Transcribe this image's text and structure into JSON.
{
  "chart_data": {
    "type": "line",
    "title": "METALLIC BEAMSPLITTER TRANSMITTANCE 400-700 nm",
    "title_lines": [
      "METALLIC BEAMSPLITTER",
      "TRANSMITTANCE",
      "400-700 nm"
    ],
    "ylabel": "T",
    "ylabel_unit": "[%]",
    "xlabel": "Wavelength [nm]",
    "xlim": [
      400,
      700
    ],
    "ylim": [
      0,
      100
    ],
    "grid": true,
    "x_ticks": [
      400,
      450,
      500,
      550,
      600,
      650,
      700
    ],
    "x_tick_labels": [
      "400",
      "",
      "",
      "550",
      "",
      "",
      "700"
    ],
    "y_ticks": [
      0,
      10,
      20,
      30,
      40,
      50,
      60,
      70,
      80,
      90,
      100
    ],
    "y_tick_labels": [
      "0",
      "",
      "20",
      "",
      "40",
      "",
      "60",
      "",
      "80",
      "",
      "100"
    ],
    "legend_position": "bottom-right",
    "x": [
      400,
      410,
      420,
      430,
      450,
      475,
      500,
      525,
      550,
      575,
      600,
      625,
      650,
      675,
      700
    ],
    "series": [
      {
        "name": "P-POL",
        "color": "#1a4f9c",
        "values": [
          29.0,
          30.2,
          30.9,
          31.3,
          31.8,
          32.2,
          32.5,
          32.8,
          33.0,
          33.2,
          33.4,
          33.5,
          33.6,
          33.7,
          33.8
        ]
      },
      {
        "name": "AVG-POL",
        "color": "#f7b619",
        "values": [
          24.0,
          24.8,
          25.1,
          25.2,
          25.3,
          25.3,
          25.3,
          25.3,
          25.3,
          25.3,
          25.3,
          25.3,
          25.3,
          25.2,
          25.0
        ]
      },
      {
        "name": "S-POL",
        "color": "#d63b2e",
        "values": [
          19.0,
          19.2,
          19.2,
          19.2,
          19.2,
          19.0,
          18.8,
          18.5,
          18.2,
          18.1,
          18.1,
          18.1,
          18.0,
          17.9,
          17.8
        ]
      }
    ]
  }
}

==

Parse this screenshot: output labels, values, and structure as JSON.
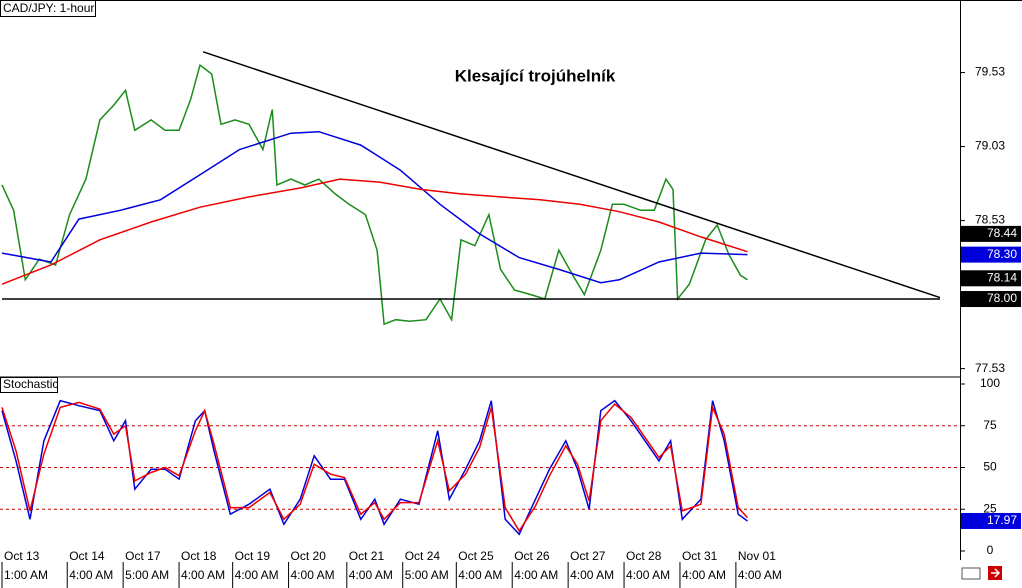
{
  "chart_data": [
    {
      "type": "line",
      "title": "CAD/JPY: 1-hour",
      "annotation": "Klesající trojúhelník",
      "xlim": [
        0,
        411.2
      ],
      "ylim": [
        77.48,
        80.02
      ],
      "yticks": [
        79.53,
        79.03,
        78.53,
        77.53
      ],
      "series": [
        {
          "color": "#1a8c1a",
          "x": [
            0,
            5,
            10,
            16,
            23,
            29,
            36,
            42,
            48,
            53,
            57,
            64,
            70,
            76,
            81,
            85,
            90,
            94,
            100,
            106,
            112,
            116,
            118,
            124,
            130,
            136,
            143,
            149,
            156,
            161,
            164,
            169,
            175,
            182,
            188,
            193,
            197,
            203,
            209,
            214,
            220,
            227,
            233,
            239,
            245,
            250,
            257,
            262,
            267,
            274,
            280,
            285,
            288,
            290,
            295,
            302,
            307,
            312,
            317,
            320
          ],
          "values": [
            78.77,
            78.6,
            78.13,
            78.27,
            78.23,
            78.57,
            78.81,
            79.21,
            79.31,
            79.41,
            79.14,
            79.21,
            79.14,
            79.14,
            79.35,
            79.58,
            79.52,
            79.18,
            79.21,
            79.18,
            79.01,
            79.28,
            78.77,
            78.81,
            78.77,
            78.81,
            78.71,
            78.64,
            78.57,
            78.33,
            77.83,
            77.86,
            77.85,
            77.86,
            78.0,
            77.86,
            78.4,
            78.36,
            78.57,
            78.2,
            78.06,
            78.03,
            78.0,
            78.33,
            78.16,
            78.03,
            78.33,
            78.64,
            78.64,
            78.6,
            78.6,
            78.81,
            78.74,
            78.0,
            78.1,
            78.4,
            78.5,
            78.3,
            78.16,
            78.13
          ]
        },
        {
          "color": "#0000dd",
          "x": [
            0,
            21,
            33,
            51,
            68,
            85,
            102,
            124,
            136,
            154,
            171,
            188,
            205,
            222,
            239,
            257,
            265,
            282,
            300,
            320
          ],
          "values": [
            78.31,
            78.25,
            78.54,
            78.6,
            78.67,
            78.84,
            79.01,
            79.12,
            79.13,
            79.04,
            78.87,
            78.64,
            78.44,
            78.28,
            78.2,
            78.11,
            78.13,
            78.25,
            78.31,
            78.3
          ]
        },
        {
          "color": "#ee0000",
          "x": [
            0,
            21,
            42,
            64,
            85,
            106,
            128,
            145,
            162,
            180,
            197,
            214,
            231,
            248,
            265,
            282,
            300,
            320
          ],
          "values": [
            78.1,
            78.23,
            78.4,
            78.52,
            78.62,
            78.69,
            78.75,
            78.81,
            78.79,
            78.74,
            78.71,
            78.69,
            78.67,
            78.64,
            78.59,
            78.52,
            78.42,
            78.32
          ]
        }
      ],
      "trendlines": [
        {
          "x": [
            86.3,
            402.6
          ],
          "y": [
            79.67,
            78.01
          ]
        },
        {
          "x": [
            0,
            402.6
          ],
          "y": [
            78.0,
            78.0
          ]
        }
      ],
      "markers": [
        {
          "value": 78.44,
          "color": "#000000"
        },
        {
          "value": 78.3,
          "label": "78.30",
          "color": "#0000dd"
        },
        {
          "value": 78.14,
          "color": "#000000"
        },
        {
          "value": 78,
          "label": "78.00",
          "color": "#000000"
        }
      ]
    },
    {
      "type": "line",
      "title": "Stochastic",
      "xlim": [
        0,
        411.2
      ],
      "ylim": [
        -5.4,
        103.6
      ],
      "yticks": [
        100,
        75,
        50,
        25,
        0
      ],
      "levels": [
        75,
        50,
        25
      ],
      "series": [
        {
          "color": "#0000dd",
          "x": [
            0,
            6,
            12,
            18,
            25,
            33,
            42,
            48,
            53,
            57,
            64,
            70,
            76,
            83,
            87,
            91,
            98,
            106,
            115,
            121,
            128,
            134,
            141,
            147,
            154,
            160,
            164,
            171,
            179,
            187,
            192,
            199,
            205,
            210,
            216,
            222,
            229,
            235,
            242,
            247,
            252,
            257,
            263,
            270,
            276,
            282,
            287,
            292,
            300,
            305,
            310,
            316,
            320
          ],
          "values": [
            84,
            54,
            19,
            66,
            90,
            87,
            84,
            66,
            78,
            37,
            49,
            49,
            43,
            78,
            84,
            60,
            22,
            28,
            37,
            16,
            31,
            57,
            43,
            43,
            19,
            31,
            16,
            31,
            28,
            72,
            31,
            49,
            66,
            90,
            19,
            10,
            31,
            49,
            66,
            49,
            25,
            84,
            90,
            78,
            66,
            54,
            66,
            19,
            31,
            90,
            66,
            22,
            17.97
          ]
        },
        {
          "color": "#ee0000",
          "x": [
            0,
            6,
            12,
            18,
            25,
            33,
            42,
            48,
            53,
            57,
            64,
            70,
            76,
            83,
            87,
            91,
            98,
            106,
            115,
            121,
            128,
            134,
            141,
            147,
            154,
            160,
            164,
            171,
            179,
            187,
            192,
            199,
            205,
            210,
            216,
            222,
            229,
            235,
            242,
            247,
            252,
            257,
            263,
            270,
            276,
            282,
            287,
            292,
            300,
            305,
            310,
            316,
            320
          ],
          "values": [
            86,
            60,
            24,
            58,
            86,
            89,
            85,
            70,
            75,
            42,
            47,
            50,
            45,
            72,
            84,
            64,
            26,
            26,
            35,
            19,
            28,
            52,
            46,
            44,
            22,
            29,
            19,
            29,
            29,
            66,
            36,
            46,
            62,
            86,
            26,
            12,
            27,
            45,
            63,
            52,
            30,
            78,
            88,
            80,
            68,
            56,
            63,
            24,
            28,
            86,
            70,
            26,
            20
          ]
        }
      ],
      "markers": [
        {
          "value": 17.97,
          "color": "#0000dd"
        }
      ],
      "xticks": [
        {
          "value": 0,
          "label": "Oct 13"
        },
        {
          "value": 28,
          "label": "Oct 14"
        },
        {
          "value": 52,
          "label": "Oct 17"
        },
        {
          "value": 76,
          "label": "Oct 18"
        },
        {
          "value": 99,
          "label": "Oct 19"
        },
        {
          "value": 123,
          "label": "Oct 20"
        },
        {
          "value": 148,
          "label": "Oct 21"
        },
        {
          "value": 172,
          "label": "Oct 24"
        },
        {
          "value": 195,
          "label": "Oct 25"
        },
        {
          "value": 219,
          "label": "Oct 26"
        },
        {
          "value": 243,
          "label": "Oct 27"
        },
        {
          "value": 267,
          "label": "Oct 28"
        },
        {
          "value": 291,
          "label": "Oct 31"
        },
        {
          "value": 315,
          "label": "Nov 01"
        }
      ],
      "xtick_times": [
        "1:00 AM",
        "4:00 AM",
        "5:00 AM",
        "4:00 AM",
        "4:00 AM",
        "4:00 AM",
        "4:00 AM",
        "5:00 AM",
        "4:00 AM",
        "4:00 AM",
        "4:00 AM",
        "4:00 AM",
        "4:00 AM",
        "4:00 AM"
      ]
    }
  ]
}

→ The request
Look through the material and say how many lines hold "BEAMSPLITTER". Give the number only.

→ Reply
2